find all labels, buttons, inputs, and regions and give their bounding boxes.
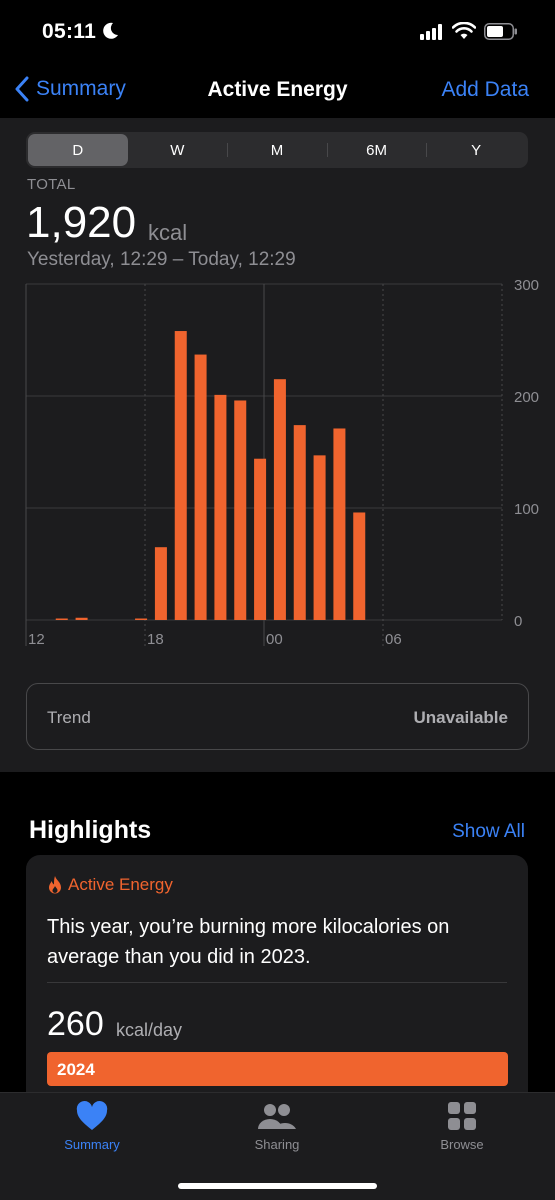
x-tick-label: 00	[266, 631, 283, 648]
bar[interactable]	[55, 618, 68, 621]
tab-browse[interactable]: Browse	[402, 1101, 522, 1152]
divider	[47, 982, 507, 983]
tab-summary[interactable]: Summary	[32, 1101, 152, 1152]
highlight-card[interactable]: Active Energy This year, you’re burning …	[26, 855, 528, 1115]
tab-sharing-label: Sharing	[254, 1137, 300, 1152]
add-data-button[interactable]: Add Data	[441, 78, 529, 102]
wifi-icon	[451, 21, 477, 45]
tab-sharing[interactable]: Sharing	[217, 1101, 337, 1152]
chevron-left-icon	[15, 76, 29, 102]
bar[interactable]	[254, 458, 267, 620]
show-all-button[interactable]: Show All	[452, 821, 525, 843]
back-button[interactable]: Summary	[14, 76, 126, 102]
time-range-segmented-control: D W M 6M Y	[26, 132, 528, 168]
status-bar: 05:11	[0, 0, 555, 62]
active-energy-bar-chart[interactable]: 300 200 100 0 12 18 00 06	[0, 278, 555, 648]
total-label: TOTAL	[27, 176, 76, 193]
bar[interactable]	[353, 512, 366, 620]
segment-day[interactable]: D	[28, 134, 128, 166]
status-time: 05:11	[42, 20, 97, 43]
chart-panel: D W M 6M Y TOTAL 1,920 kcal Yesterday, 1…	[0, 118, 555, 772]
highlight-card-header: Active Energy	[47, 875, 173, 895]
bar[interactable]	[214, 394, 227, 620]
highlight-unit: kcal/day	[116, 1020, 183, 1040]
cellular-signal-icon	[420, 24, 442, 45]
segment-six-months[interactable]: 6M	[326, 134, 427, 166]
y-tick-label: 0	[514, 613, 522, 630]
bar[interactable]	[135, 618, 148, 621]
tab-summary-label: Summary	[64, 1137, 120, 1152]
x-tick-label: 06	[385, 631, 402, 648]
year-comparison-bar: 2024	[47, 1052, 508, 1086]
bar[interactable]	[75, 617, 88, 620]
tab-browse-label: Browse	[440, 1137, 484, 1152]
highlight-category: Active Energy	[68, 875, 173, 894]
segment-year[interactable]: Y	[426, 134, 526, 166]
trend-value: Unavailable	[413, 708, 509, 727]
grid-icon	[448, 1102, 476, 1130]
total-unit: kcal	[148, 220, 188, 245]
flame-icon	[49, 876, 61, 894]
x-tick-label: 18	[147, 631, 164, 648]
heart-icon	[76, 1101, 108, 1130]
y-tick-label: 200	[514, 389, 539, 406]
bar[interactable]	[273, 379, 286, 620]
highlights-heading: Highlights	[29, 816, 152, 844]
battery-icon	[484, 23, 518, 45]
bar[interactable]	[333, 428, 346, 620]
year-bar-label: 2024	[57, 1060, 95, 1079]
bar[interactable]	[194, 354, 207, 620]
highlight-value: 260	[47, 1005, 104, 1043]
segment-month[interactable]: M	[227, 134, 327, 166]
segment-week[interactable]: W	[128, 134, 228, 166]
trend-label: Trend	[47, 708, 91, 727]
trend-row[interactable]: Trend Unavailable	[26, 683, 529, 750]
bar[interactable]	[154, 547, 167, 620]
bar[interactable]	[234, 400, 247, 620]
highlight-text: This year, you’re burning more kilocalor…	[47, 916, 450, 968]
total-value: 1,920	[26, 198, 137, 247]
home-indicator	[178, 1183, 377, 1189]
bar[interactable]	[174, 331, 187, 620]
y-tick-label: 300	[514, 278, 539, 294]
x-tick-label: 12	[28, 631, 45, 648]
y-tick-label: 100	[514, 501, 539, 518]
back-label: Summary	[36, 77, 126, 100]
bar[interactable]	[293, 425, 306, 620]
date-range: Yesterday, 12:29 – Today, 12:29	[27, 249, 296, 270]
navigation-bar: Summary Active Energy Add Data	[0, 64, 555, 118]
bar[interactable]	[313, 455, 326, 620]
moon-icon	[100, 21, 120, 46]
people-icon	[258, 1104, 296, 1129]
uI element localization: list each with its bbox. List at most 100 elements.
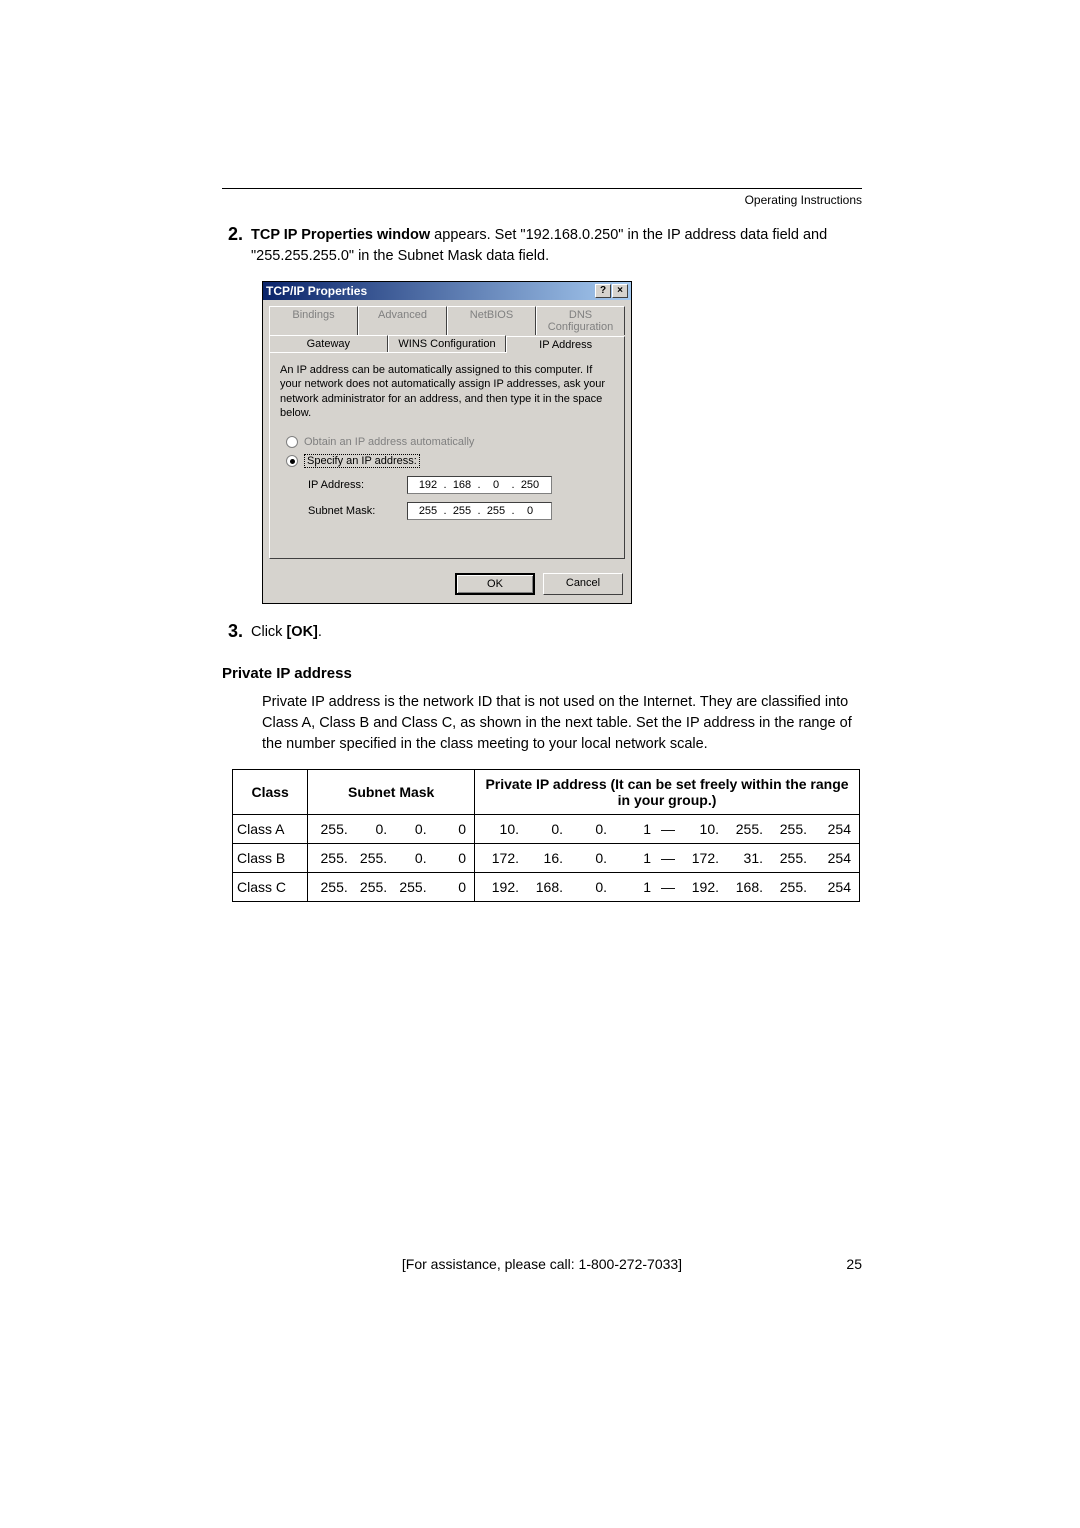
radio-obtain-auto-label: Obtain an IP address automatically (304, 436, 474, 448)
range-part: 0. (523, 821, 567, 837)
ip-octet-2[interactable]: 168 (448, 479, 476, 491)
range-part: 255. (767, 821, 811, 837)
th-class: Class (233, 770, 308, 815)
mask-octet-2[interactable]: 255 (448, 505, 476, 517)
range-part: 0. (567, 850, 611, 866)
mask-part: 255. (391, 879, 430, 895)
tab-wins-configuration[interactable]: WINS Configuration (388, 335, 507, 352)
step-3-pre: Click (251, 624, 286, 640)
range-part: 172. (679, 850, 723, 866)
tab-netbios[interactable]: NetBIOS (447, 306, 536, 335)
th-subnet-mask: Subnet Mask (308, 770, 475, 815)
cell-class: Class B (233, 844, 308, 873)
ip-address-field[interactable]: 192. 168. 0. 250 (407, 476, 552, 494)
radio-icon (286, 455, 298, 467)
dialog-titlebar: TCP/IP Properties ? × (263, 282, 631, 300)
footer-assistance: [For assistance, please call: 1-800-272-… (272, 1256, 812, 1272)
range-part: 172. (479, 850, 523, 866)
tab-advanced[interactable]: Advanced (358, 306, 447, 335)
cell-ip-range: 172.16.0.1—172.31.255.254 (475, 844, 860, 873)
private-ip-table: Class Subnet Mask Private IP address (It… (232, 769, 860, 902)
mask-part: 0. (391, 850, 430, 866)
step-3-body: Click [OK]. (251, 622, 322, 643)
ip-address-row: IP Address: 192. 168. 0. 250 (308, 476, 614, 494)
mask-part: 255. (312, 879, 351, 895)
table-row: Class A255.0.0.010.0.0.1—10.255.255.254 (233, 815, 860, 844)
mask-part: 255. (352, 850, 391, 866)
tab-dns-configuration[interactable]: DNS Configuration (536, 306, 625, 335)
range-part: 0. (567, 879, 611, 895)
cell-ip-range: 192.168.0.1—192.168.255.254 (475, 873, 860, 902)
range-part: — (655, 850, 679, 866)
table-row: Class C255.255.255.0192.168.0.1—192.168.… (233, 873, 860, 902)
mask-part: 0. (391, 821, 430, 837)
step-3-bold: [OK] (286, 624, 317, 640)
range-part: 1 (611, 821, 655, 837)
tab-panel-ip-address: An IP address can be automatically assig… (269, 352, 625, 559)
mask-octet-3[interactable]: 255 (482, 505, 510, 517)
cell-subnet-mask: 255.255.255.0 (308, 873, 475, 902)
range-part: 168. (523, 879, 567, 895)
cell-class: Class A (233, 815, 308, 844)
range-part: 254 (811, 850, 855, 866)
cancel-button[interactable]: Cancel (543, 573, 623, 595)
ip-octet-3[interactable]: 0 (482, 479, 510, 491)
step-2-bold: TCP IP Properties window (251, 227, 430, 243)
mask-part: 255. (312, 821, 351, 837)
header-label: Operating Instructions (222, 193, 862, 207)
step-2-body: TCP IP Properties window appears. Set "1… (251, 225, 862, 267)
mask-part: 0 (431, 879, 470, 895)
dialog-description: An IP address can be automatically assig… (280, 363, 614, 420)
range-part: — (655, 879, 679, 895)
range-part: 192. (479, 879, 523, 895)
step-3-post: . (318, 624, 322, 640)
range-part: 168. (723, 879, 767, 895)
mask-part: 0 (431, 850, 470, 866)
header-rule (222, 188, 862, 189)
ok-button[interactable]: OK (455, 573, 535, 595)
radio-specify-label: Specify an IP address: (304, 454, 420, 468)
step-2-number: 2. (228, 225, 243, 267)
range-part: 255. (723, 821, 767, 837)
mask-octet-4[interactable]: 0 (516, 505, 544, 517)
range-part: 255. (767, 850, 811, 866)
cell-class: Class C (233, 873, 308, 902)
radio-icon (286, 436, 298, 448)
range-part: 1 (611, 850, 655, 866)
subnet-mask-field[interactable]: 255. 255. 255. 0 (407, 502, 552, 520)
radio-obtain-auto[interactable]: Obtain an IP address automatically (286, 436, 614, 448)
cell-subnet-mask: 255.0.0.0 (308, 815, 475, 844)
table-row: Class B255.255.0.0172.16.0.1—172.31.255.… (233, 844, 860, 873)
help-icon[interactable]: ? (595, 284, 611, 298)
tab-gateway[interactable]: Gateway (269, 335, 388, 352)
step-3-number: 3. (228, 622, 243, 643)
range-part: 10. (679, 821, 723, 837)
range-part: 255. (767, 879, 811, 895)
range-part: 192. (679, 879, 723, 895)
mask-part: 0 (431, 821, 470, 837)
step-2: 2. TCP IP Properties window appears. Set… (228, 225, 862, 267)
range-part: 254 (811, 821, 855, 837)
cell-ip-range: 10.0.0.1—10.255.255.254 (475, 815, 860, 844)
mask-octet-1[interactable]: 255 (414, 505, 442, 517)
range-part: 31. (723, 850, 767, 866)
tab-ip-address[interactable]: IP Address (506, 336, 625, 353)
cell-subnet-mask: 255.255.0.0 (308, 844, 475, 873)
tcpip-properties-dialog: TCP/IP Properties ? × Bindings Advanced … (262, 281, 632, 604)
mask-part: 255. (352, 879, 391, 895)
mask-part: 255. (312, 850, 351, 866)
range-part: — (655, 821, 679, 837)
close-icon[interactable]: × (612, 284, 628, 298)
mask-part: 0. (352, 821, 391, 837)
ip-octet-1[interactable]: 192 (414, 479, 442, 491)
range-part: 10. (479, 821, 523, 837)
ip-address-label: IP Address: (308, 479, 393, 491)
range-part: 1 (611, 879, 655, 895)
tab-bindings[interactable]: Bindings (269, 306, 358, 335)
radio-specify[interactable]: Specify an IP address: (286, 454, 614, 468)
dialog-title: TCP/IP Properties (266, 284, 367, 298)
ip-octet-4[interactable]: 250 (516, 479, 544, 491)
subnet-mask-row: Subnet Mask: 255. 255. 255. 0 (308, 502, 614, 520)
range-part: 16. (523, 850, 567, 866)
footer-page-number: 25 (812, 1256, 862, 1272)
_____
*PROMPT*.
Rewrite the items from the line that contains "631, 283, 648]" through the line that contains "1102, 476, 1130]", swapping "Active Energy" for "Move Calories" and leaving everything else as it is.

*OUTPUT BELOW*.
x-tick-label: 00	[266, 631, 283, 648]
bar[interactable]	[55, 618, 68, 621]
tab-browse[interactable]: Browse	[402, 1101, 522, 1152]
divider	[47, 982, 507, 983]
tab-summary[interactable]: Summary	[32, 1101, 152, 1152]
highlight-card[interactable]: Move Calories This year, you’re burning …	[26, 855, 528, 1115]
tab-sharing-label: Sharing	[254, 1137, 300, 1152]
add-data-button[interactable]: Add Data	[441, 78, 529, 102]
wifi-icon	[451, 21, 477, 45]
tab-sharing[interactable]: Sharing	[217, 1101, 337, 1152]
chevron-left-icon	[15, 76, 29, 102]
bar[interactable]	[254, 458, 267, 620]
show-all-button[interactable]: Show All	[452, 821, 525, 843]
back-button[interactable]: Summary	[14, 76, 126, 102]
time-range-segmented-control: D W M 6M Y	[26, 132, 528, 168]
status-bar: 05:11	[0, 0, 555, 62]
active-energy-bar-chart[interactable]: 300 200 100 0 12 18 00 06	[0, 278, 555, 648]
total-label: TOTAL	[27, 176, 76, 193]
bar[interactable]	[353, 512, 366, 620]
segment-day[interactable]: D	[28, 134, 128, 166]
status-time: 05:11	[42, 20, 97, 43]
chart-panel: D W M 6M Y TOTAL 1,920 kcal Yesterday, 1…	[0, 118, 555, 772]
highlight-card-header: Move Calories	[47, 875, 173, 895]
bar[interactable]	[214, 394, 227, 620]
highlight-unit: kcal/day	[116, 1020, 183, 1040]
cellular-signal-icon	[420, 24, 442, 45]
segment-six-months[interactable]: 6M	[326, 134, 427, 166]
y-tick-label: 0	[514, 613, 522, 630]
bar[interactable]	[135, 618, 148, 621]
tab-summary-label: Summary	[64, 1137, 120, 1152]
x-tick-label: 06	[385, 631, 402, 648]
year-comparison-bar: 2024	[47, 1052, 508, 1086]
bar[interactable]	[75, 617, 88, 620]
tab-browse-label: Browse	[440, 1137, 484, 1152]
highlight-category: Move Calories	[68, 875, 173, 894]
segment-year[interactable]: Y	[426, 134, 526, 166]
trend-value: Unavailable	[413, 708, 509, 727]
grid-icon	[448, 1102, 476, 1130]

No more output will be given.